** TASK DETAILS **
Write out every record in full, exactly as written, please.

··· SUPPLIED RECORDS

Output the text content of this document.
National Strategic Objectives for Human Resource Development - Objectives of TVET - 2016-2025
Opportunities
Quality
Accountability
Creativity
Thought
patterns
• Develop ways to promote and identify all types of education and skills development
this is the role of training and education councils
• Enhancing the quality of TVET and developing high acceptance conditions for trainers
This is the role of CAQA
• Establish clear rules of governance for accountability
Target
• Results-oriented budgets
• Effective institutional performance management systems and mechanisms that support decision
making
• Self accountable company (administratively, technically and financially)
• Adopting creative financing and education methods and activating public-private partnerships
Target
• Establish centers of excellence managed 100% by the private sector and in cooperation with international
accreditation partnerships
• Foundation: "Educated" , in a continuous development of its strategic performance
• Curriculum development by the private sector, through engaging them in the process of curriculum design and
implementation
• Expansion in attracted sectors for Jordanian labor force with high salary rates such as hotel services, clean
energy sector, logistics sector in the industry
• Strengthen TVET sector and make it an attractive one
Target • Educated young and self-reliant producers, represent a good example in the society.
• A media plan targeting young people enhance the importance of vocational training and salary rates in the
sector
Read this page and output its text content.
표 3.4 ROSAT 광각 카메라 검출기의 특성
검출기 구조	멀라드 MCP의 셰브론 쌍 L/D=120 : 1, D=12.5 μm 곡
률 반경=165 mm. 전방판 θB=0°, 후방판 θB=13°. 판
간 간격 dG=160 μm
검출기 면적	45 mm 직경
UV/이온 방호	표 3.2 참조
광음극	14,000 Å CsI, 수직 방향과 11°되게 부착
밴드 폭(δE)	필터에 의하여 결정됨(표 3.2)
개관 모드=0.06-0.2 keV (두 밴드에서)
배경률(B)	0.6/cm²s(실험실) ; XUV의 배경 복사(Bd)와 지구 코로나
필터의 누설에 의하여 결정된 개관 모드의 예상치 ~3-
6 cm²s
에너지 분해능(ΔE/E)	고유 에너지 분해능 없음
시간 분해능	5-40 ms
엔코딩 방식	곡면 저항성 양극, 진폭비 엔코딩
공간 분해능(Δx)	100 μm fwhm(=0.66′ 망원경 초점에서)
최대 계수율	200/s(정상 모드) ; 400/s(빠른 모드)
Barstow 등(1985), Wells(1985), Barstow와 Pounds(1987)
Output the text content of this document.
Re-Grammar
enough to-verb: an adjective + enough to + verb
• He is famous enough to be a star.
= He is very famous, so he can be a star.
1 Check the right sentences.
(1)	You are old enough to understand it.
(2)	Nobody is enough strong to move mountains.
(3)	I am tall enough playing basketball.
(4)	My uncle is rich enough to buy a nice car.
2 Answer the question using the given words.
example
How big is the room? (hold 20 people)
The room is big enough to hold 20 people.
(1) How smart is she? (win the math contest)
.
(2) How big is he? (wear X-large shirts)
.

······

** EXERCISE RESULT **
Output the text content of this document.
National Strategic Objectives for Human Resource Development - Objectives of TVET - 2016-2025
Opportunities
Quality
Accountability
Creativity
Thought
patterns
• Develop ways to promote and identify all types of education and skills development
this is the role of training and education councils
• Enhancing the quality of TVET and developing high acceptance conditions for trainers
This is the role of CAQA
• Establish clear rules of governance for accountability
Target
• Results-oriented budgets
• Effective institutional performance management systems and mechanisms that support decision
making
• Self accountable company (administratively, technically and financially)
• Adopting creative financing and education methods and activating public-private partnerships
Target
• Establish centers of excellence managed 100% by the private sector and in cooperation with international
accreditation partnerships
• Foundation: "Educated" , in a continuous development of its strategic performance
• Curriculum development by the private sector, through engaging them in the process of curriculum design and
implementation
• Expansion in attracted sectors for Jordanian labor force with high salary rates such as hotel services, clean
energy sector, logistics sector in the industry
• Strengthen TVET sector and make it an attractive one
Target • Educated young and self-reliant producers, represent a good example in the society.
• A media plan targeting young people enhance the importance of vocational training and salary rates in the
sector
Read this page and output its text content.
표 3.4 ROSAT 광각 카메라 검출기의 특성
검출기 구조	멀라드 MCP의 셰브론 쌍 L/D=120 : 1, D=12.5 μm 곡
률 반경=165 mm. 전방판 θB=0°, 후방판 θB=13°. 판
간 간격 dG=160 μm
검출기 면적	45 mm 직경
UV/이온 방호	표 3.2 참조
광음극	14,000 Å CsI, 수직 방향과 11°되게 부착
밴드 폭(δE)	필터에 의하여 결정됨(표 3.2)
개관 모드=0.06-0.2 keV (두 밴드에서)
배경률(B)	0.6/cm²s(실험실) ; XUV의 배경 복사(Bd)와 지구 코로나
필터의 누설에 의하여 결정된 개관 모드의 예상치 ~3-
6 cm²s
에너지 분해능(ΔE/E)	고유 에너지 분해능 없음
시간 분해능	5-40 ms
엔코딩 방식	곡면 저항성 양극, 진폭비 엔코딩
공간 분해능(Δx)	100 μm fwhm(=0.66′ 망원경 초점에서)
최대 계수율	200/s(정상 모드) ; 400/s(빠른 모드)
Barstow 등(1985), Wells(1985), Barstow와 Pounds(1987)
Output the text content of this document.
Re-Grammar
enough to-verb: an adjective + enough to + verb
• He is famous enough to be a star.
= He is very famous, so he can be a star.
1 Check the right sentences.
(1)	You are old enough to understand it.
(2)	Nobody is enough strong to move mountains.
(3)	I am tall enough playing basketball.
(4)	My uncle is rich enough to buy a nice car.
2 Answer the question using the given words.
example
How big is the room? (hold 20 people)
The room is big enough to hold 20 people.
(1) How smart is she? (win the math contest)
.
(2) How big is he? (wear X-large shirts)
.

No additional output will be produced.